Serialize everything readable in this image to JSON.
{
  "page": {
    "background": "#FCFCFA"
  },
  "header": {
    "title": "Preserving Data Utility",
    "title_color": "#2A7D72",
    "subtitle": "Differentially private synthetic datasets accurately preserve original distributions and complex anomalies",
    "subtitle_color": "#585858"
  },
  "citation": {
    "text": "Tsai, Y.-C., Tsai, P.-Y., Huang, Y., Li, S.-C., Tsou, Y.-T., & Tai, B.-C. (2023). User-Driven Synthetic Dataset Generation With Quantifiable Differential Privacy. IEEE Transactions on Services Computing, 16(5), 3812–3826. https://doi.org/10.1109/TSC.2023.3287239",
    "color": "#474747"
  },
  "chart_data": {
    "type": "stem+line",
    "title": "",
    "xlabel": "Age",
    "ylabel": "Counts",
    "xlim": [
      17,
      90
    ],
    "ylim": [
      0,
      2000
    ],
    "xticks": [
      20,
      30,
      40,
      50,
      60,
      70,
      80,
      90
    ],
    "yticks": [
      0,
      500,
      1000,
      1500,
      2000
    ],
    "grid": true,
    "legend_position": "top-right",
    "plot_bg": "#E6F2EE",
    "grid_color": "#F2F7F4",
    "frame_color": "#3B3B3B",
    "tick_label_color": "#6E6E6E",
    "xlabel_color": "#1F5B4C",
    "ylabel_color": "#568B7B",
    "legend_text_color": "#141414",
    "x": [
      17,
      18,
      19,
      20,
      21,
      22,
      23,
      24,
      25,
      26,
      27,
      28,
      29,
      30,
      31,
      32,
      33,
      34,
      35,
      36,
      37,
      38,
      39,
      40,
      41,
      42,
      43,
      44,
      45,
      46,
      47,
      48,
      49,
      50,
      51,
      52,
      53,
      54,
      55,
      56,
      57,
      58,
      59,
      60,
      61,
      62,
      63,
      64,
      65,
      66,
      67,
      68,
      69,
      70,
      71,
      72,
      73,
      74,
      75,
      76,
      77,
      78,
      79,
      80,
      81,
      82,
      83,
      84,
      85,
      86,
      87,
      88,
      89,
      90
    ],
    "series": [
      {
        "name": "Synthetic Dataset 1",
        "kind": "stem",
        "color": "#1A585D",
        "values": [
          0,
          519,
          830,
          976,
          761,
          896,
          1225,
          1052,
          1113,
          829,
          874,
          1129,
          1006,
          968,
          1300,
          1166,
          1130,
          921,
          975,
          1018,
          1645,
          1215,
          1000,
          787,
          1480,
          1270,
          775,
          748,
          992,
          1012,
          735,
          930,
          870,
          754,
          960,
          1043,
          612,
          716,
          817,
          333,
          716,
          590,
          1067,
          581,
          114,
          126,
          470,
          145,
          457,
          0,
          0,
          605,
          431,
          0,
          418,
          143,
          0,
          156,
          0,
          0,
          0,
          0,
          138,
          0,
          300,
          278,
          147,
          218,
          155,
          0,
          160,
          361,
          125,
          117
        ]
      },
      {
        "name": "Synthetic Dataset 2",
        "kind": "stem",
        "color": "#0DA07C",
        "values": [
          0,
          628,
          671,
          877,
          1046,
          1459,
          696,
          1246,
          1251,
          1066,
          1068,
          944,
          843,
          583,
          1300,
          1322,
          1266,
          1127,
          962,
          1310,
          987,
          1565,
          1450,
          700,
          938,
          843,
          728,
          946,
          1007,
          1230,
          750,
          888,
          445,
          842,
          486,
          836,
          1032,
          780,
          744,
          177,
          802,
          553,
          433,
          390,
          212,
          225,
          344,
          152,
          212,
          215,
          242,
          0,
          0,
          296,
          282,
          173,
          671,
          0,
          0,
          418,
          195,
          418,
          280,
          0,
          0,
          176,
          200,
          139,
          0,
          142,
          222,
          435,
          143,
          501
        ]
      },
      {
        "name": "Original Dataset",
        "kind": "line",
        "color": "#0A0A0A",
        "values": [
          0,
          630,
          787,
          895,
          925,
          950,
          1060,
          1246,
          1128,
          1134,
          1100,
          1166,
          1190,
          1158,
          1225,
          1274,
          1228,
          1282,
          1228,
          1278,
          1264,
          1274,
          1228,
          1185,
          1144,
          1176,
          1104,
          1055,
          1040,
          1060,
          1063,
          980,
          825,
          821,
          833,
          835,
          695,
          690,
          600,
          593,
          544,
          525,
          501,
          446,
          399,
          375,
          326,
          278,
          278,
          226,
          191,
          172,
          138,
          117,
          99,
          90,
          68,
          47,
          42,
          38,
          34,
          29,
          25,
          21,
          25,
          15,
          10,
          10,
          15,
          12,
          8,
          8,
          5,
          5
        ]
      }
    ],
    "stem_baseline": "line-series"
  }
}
=======
> Set task:
Nothing should be left out: repeat all of the data exactly.

> Answer to this problem:
Serialize everything readable in this image to JSON.
{
  "page": {
    "background": "#FCFCFA"
  },
  "header": {
    "title": "Preserving Data Utility",
    "title_color": "#2A7D72",
    "subtitle": "Differentially private synthetic datasets accurately preserve original distributions and complex anomalies",
    "subtitle_color": "#585858"
  },
  "citation": {
    "text": "Tsai, Y.-C., Tsai, P.-Y., Huang, Y., Li, S.-C., Tsou, Y.-T., & Tai, B.-C. (2023). User-Driven Synthetic Dataset Generation With Quantifiable Differential Privacy. IEEE Transactions on Services Computing, 16(5), 3812–3826. https://doi.org/10.1109/TSC.2023.3287239",
    "color": "#474747"
  },
  "chart_data": {
    "type": "stem+line",
    "title": "",
    "xlabel": "Age",
    "ylabel": "Counts",
    "xlim": [
      17,
      90
    ],
    "ylim": [
      0,
      2000
    ],
    "xticks": [
      20,
      30,
      40,
      50,
      60,
      70,
      80,
      90
    ],
    "yticks": [
      0,
      500,
      1000,
      1500,
      2000
    ],
    "grid": true,
    "legend_position": "top-right",
    "plot_bg": "#E6F2EE",
    "grid_color": "#F2F7F4",
    "frame_color": "#3B3B3B",
    "tick_label_color": "#6E6E6E",
    "xlabel_color": "#1F5B4C",
    "ylabel_color": "#568B7B",
    "legend_text_color": "#141414",
    "x": [
      17,
      18,
      19,
      20,
      21,
      22,
      23,
      24,
      25,
      26,
      27,
      28,
      29,
      30,
      31,
      32,
      33,
      34,
      35,
      36,
      37,
      38,
      39,
      40,
      41,
      42,
      43,
      44,
      45,
      46,
      47,
      48,
      49,
      50,
      51,
      52,
      53,
      54,
      55,
      56,
      57,
      58,
      59,
      60,
      61,
      62,
      63,
      64,
      65,
      66,
      67,
      68,
      69,
      70,
      71,
      72,
      73,
      74,
      75,
      76,
      77,
      78,
      79,
      80,
      81,
      82,
      83,
      84,
      85,
      86,
      87,
      88,
      89,
      90
    ],
    "series": [
      {
        "name": "Synthetic Dataset 1",
        "kind": "stem",
        "color": "#1A585D",
        "values": [
          0,
          519,
          830,
          976,
          761,
          896,
          1225,
          1052,
          1113,
          829,
          874,
          1129,
          1006,
          968,
          1300,
          1166,
          1130,
          921,
          975,
          1018,
          1645,
          1215,
          1000,
          787,
          1480,
          1270,
          775,
          748,
          992,
          1012,
          735,
          930,
          870,
          754,
          960,
          1043,
          612,
          716,
          817,
          333,
          716,
          590,
          1067,
          581,
          114,
          126,
          470,
          145,
          457,
          0,
          0,
          605,
          431,
          0,
          418,
          143,
          0,
          156,
          0,
          0,
          0,
          0,
          138,
          0,
          300,
          278,
          147,
          218,
          155,
          0,
          160,
          361,
          125,
          117
        ]
      },
      {
        "name": "Synthetic Dataset 2",
        "kind": "stem",
        "color": "#0DA07C",
        "values": [
          0,
          628,
          671,
          877,
          1046,
          1459,
          696,
          1246,
          1251,
          1066,
          1068,
          944,
          843,
          583,
          1300,
          1322,
          1266,
          1127,
          962,
          1310,
          987,
          1565,
          1450,
          700,
          938,
          843,
          728,
          946,
          1007,
          1230,
          750,
          888,
          445,
          842,
          486,
          836,
          1032,
          780,
          744,
          177,
          802,
          553,
          433,
          390,
          212,
          225,
          344,
          152,
          212,
          215,
          242,
          0,
          0,
          296,
          282,
          173,
          671,
          0,
          0,
          418,
          195,
          418,
          280,
          0,
          0,
          176,
          200,
          139,
          0,
          142,
          222,
          435,
          143,
          501
        ]
      },
      {
        "name": "Original Dataset",
        "kind": "line",
        "color": "#0A0A0A",
        "values": [
          0,
          630,
          787,
          895,
          925,
          950,
          1060,
          1246,
          1128,
          1134,
          1100,
          1166,
          1190,
          1158,
          1225,
          1274,
          1228,
          1282,
          1228,
          1278,
          1264,
          1274,
          1228,
          1185,
          1144,
          1176,
          1104,
          1055,
          1040,
          1060,
          1063,
          980,
          825,
          821,
          833,
          835,
          695,
          690,
          600,
          593,
          544,
          525,
          501,
          446,
          399,
          375,
          326,
          278,
          278,
          226,
          191,
          172,
          138,
          117,
          99,
          90,
          68,
          47,
          42,
          38,
          34,
          29,
          25,
          21,
          25,
          15,
          10,
          10,
          15,
          12,
          8,
          8,
          5,
          5
        ]
      }
    ],
    "stem_baseline": "line-series"
  }
}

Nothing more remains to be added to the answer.